(Extracted data entries)
════════

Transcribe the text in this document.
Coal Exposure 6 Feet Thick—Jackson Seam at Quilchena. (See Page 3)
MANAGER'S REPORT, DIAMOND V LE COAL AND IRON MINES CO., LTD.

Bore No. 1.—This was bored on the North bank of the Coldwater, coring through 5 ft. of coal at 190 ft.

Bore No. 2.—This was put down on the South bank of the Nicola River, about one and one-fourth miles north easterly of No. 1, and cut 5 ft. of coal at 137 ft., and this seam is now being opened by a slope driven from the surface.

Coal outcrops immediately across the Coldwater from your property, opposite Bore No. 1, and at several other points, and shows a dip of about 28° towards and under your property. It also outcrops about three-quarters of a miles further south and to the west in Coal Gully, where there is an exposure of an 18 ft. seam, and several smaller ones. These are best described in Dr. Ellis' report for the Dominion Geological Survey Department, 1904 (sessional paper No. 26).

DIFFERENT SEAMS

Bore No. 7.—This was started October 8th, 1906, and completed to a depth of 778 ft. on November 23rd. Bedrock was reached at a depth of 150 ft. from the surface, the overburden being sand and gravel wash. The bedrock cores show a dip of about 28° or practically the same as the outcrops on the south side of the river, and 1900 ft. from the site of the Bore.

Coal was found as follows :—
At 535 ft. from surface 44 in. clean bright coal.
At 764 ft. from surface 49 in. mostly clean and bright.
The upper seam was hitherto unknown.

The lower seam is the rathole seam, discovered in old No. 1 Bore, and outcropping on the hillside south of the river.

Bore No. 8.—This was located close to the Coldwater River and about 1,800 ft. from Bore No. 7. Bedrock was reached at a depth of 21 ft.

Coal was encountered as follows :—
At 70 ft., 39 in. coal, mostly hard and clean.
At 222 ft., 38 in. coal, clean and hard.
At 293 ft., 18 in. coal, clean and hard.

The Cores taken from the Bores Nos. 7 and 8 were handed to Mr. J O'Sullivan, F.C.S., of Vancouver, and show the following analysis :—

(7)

════════

WHAT IS REQUIRED => Using the listing, say how many lines include the word "bright", and add nothing else.

RESULT OF THIS EXERCISE => 2